> [Work required] Copy each line in the data that includes the word "this".

— BEGIN Source material —

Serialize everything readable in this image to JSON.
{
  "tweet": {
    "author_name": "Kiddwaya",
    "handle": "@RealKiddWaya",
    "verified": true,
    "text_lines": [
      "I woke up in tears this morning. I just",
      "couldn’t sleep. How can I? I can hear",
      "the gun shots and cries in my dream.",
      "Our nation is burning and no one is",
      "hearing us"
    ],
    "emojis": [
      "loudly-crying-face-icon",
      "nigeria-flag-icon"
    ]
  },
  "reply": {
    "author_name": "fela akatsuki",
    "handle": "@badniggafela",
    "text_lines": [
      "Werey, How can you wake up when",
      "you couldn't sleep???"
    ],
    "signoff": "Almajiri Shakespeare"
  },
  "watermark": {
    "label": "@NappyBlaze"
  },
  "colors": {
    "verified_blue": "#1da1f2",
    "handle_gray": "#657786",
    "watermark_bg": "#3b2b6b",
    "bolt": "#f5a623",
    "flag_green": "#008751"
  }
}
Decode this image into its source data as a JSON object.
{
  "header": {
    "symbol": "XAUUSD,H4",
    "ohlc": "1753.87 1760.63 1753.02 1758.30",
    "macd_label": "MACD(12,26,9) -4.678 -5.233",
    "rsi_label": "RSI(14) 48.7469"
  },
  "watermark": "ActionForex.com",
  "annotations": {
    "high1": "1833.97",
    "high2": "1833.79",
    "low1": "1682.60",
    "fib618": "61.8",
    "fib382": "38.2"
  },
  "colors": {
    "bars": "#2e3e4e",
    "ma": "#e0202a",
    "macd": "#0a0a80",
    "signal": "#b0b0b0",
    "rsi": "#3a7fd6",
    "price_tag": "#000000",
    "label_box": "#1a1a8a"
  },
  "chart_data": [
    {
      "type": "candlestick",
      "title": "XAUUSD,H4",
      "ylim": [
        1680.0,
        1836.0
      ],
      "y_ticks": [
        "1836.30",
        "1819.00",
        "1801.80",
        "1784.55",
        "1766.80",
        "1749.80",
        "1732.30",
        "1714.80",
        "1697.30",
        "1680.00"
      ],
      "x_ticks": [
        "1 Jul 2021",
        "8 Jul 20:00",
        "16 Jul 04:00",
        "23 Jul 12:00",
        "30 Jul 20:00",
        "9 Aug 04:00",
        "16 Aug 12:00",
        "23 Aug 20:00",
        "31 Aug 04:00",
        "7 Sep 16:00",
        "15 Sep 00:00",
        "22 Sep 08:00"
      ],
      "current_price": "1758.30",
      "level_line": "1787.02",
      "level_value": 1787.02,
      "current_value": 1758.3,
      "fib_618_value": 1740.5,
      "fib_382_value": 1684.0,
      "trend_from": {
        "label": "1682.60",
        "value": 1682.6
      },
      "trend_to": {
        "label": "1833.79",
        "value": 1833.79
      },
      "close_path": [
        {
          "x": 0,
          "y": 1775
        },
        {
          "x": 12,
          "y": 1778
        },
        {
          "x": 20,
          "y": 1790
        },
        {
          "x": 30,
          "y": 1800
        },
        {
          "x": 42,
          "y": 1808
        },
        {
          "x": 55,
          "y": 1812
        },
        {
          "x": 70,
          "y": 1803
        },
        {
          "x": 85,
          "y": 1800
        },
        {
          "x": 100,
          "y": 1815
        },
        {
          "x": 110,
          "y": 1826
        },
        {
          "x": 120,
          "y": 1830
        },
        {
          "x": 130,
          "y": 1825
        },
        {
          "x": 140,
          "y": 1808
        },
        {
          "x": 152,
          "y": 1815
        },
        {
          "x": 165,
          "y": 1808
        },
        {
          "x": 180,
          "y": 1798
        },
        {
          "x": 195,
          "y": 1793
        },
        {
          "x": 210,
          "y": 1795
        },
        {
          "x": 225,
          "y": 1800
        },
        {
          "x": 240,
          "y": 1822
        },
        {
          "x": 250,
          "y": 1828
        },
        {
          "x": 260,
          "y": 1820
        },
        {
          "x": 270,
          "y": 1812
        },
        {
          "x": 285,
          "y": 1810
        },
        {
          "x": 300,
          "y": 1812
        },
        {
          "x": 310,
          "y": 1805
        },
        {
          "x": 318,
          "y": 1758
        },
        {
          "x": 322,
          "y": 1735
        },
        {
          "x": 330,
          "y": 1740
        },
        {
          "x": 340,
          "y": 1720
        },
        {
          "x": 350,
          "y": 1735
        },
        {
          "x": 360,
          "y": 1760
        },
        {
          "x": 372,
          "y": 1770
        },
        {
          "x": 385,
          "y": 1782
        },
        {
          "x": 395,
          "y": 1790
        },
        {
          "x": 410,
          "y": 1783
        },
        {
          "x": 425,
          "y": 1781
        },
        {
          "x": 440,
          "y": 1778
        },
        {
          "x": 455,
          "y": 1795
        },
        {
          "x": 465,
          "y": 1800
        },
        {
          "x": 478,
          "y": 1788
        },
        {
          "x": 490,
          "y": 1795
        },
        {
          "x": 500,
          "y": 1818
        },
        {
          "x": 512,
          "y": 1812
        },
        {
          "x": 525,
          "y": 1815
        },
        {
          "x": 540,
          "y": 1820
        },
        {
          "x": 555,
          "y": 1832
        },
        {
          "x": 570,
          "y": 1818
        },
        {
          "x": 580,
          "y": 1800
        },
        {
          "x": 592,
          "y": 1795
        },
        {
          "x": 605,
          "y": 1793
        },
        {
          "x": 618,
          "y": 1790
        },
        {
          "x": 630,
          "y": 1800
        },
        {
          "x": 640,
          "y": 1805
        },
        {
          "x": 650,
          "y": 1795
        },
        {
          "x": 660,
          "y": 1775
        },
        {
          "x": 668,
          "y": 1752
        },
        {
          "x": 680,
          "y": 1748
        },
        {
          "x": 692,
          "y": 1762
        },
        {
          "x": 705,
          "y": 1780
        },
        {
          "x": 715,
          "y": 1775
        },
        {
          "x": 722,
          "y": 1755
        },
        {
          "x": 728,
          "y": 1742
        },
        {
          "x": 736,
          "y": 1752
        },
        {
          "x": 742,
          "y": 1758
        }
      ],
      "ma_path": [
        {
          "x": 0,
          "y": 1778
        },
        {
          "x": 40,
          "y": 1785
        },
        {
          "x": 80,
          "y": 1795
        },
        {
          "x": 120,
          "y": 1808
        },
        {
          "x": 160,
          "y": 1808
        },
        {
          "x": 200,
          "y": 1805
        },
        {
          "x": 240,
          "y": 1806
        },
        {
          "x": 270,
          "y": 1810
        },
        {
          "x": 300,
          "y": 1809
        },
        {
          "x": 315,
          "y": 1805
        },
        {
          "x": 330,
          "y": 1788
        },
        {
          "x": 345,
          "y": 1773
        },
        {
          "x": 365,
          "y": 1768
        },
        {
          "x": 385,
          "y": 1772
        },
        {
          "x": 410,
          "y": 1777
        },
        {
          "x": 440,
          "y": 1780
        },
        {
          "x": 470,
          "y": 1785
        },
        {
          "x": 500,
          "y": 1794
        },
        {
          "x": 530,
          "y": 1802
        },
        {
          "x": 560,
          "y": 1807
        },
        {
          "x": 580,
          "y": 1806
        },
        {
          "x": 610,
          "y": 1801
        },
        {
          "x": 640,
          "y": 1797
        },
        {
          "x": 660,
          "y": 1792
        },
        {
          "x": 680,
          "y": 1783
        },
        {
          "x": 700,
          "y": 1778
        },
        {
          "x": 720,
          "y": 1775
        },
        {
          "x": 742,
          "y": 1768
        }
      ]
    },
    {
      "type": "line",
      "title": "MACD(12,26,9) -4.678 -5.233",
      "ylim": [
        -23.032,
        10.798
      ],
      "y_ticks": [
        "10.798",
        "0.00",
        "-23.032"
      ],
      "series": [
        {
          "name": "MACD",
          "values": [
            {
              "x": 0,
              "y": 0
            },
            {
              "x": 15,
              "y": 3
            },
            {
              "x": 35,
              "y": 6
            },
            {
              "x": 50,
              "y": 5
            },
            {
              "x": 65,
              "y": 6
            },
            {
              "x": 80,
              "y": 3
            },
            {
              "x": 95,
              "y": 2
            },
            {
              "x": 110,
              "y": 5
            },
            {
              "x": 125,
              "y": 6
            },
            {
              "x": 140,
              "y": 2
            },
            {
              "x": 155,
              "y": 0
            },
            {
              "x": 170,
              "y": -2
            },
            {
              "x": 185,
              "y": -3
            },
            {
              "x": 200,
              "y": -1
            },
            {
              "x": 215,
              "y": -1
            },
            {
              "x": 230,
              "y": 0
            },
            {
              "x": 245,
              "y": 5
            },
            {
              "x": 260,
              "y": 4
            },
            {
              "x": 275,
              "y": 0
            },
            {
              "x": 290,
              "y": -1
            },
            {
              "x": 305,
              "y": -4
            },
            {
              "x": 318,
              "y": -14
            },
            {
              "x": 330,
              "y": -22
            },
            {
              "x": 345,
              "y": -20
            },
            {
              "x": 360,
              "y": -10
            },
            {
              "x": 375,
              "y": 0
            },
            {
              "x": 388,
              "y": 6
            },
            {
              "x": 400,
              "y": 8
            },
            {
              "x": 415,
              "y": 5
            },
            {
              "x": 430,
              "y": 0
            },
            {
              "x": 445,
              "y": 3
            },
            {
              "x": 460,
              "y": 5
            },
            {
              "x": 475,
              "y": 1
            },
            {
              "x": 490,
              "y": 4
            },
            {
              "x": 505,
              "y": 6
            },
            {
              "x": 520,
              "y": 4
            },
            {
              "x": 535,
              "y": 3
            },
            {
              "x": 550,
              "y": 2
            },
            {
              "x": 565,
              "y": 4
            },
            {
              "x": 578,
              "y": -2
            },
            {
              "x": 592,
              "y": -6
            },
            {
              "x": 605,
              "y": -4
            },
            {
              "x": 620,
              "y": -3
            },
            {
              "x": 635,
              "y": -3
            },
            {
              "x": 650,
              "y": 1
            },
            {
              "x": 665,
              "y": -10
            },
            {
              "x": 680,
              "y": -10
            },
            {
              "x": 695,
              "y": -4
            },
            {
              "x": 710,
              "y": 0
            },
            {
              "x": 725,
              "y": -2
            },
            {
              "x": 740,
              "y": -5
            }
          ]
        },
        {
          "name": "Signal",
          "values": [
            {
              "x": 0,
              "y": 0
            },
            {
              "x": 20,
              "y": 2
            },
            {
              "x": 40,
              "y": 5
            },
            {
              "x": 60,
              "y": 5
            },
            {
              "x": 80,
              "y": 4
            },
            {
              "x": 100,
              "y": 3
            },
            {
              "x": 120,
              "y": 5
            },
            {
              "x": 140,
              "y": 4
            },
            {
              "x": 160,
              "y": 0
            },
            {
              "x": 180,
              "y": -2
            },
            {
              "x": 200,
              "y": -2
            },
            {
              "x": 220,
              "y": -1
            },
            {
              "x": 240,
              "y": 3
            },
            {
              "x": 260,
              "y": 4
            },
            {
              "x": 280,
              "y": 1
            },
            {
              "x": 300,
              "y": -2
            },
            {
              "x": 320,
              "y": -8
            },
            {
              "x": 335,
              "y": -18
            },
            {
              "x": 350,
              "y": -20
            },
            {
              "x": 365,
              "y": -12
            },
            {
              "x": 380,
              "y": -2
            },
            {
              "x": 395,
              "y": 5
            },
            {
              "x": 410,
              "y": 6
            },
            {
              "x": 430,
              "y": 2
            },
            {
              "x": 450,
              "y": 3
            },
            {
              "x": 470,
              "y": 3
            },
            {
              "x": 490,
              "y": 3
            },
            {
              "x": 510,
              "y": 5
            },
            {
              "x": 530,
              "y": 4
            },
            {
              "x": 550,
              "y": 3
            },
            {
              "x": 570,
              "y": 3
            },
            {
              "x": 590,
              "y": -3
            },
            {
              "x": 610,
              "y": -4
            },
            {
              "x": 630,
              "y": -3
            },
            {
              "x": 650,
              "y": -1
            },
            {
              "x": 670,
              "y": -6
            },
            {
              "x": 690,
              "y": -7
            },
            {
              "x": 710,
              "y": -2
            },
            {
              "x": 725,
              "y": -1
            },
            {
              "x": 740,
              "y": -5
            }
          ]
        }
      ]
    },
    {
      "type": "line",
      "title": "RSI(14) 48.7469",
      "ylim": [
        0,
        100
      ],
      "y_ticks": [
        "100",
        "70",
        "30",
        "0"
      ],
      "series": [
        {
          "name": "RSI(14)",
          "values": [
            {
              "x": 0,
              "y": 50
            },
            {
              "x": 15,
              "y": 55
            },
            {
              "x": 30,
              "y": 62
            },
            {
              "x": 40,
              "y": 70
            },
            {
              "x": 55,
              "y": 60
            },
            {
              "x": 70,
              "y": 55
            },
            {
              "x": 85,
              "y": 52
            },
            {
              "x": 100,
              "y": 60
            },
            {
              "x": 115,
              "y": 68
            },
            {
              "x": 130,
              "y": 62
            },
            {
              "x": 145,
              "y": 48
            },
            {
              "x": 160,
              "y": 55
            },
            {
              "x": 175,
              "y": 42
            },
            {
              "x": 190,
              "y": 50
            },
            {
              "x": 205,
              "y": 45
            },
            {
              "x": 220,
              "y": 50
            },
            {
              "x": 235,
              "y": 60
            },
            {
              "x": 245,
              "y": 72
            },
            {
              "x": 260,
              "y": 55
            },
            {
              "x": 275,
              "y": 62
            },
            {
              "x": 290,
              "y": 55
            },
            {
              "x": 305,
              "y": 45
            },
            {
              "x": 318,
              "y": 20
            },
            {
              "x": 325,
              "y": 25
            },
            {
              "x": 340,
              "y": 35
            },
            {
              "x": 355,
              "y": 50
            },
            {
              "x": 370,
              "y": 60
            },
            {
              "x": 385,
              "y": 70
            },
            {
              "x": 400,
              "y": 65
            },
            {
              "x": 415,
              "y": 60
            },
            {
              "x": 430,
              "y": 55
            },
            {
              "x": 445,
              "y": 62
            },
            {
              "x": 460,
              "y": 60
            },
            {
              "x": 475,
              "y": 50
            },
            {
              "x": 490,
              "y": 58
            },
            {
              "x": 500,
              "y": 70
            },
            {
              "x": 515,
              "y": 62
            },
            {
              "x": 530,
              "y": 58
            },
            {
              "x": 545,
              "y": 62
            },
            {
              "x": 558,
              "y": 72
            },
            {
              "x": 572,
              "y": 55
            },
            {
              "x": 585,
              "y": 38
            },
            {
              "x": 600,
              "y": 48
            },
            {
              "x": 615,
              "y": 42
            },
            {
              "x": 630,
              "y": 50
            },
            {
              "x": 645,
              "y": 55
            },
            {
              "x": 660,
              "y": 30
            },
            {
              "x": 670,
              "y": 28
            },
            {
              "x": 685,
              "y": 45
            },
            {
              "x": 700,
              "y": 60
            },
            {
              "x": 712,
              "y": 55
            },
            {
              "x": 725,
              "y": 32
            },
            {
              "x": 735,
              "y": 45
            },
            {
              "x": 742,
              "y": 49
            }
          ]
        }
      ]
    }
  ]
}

— END Source material —

> [The output]
Serialize everything readable in this image to JSON.
      "I woke up in tears this morning. I just",
Decode this image into its source data as a JSON object.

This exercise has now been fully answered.